— BEGIN —

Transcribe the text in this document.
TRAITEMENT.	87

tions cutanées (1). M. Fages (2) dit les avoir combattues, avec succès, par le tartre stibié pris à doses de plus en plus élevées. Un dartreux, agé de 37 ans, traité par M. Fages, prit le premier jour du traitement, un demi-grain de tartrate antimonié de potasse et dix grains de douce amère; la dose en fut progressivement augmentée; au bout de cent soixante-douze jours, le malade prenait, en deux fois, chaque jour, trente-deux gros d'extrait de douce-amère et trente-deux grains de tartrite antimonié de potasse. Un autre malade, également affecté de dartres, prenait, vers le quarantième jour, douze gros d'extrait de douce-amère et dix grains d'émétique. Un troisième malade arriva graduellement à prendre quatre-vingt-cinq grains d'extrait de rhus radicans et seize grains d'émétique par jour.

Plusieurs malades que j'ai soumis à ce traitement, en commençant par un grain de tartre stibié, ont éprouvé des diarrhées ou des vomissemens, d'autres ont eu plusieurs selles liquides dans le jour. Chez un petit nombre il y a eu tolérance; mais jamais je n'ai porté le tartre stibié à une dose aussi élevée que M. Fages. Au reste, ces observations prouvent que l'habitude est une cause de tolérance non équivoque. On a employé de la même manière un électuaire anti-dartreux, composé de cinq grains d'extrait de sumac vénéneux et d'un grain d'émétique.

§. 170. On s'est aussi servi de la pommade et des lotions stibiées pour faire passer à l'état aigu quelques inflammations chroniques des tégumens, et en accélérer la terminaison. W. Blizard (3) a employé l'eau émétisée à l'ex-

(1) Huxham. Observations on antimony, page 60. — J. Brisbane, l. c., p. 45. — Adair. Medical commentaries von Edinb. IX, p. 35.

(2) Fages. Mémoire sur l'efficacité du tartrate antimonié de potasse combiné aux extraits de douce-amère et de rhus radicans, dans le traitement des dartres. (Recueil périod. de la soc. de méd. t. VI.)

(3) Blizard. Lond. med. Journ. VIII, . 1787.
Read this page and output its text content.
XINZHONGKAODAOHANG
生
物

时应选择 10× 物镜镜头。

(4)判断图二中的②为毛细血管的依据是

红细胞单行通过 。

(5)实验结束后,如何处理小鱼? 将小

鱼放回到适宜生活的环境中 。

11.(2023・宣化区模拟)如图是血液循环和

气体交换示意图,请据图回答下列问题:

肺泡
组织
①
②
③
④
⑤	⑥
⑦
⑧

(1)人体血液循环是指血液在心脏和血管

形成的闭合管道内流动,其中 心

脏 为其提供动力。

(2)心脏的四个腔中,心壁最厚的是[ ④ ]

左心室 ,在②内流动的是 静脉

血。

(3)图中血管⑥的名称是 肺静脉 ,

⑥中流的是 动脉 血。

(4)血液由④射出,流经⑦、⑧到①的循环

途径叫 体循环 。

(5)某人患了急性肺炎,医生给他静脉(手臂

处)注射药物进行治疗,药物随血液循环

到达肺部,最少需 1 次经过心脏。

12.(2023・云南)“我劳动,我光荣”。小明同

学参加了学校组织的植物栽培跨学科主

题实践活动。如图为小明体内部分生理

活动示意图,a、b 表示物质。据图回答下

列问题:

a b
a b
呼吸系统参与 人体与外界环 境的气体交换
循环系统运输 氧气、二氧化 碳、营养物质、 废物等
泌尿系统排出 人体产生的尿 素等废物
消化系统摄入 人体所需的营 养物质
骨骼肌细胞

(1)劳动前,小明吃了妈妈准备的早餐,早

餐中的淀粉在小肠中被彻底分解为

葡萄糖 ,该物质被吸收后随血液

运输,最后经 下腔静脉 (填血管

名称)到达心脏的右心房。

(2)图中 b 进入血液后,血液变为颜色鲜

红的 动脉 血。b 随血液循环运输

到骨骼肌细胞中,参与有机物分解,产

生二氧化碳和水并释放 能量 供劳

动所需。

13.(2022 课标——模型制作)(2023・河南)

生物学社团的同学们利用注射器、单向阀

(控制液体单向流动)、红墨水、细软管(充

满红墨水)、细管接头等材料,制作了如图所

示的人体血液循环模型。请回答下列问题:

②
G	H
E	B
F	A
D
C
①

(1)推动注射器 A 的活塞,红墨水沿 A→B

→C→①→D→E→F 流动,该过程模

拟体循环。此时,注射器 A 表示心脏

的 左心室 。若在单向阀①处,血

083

— END —

Objective — Go through the records and show every line with the string "text" in it.

Task response —
Transcribe the text in this document.
Read this page and output its text content.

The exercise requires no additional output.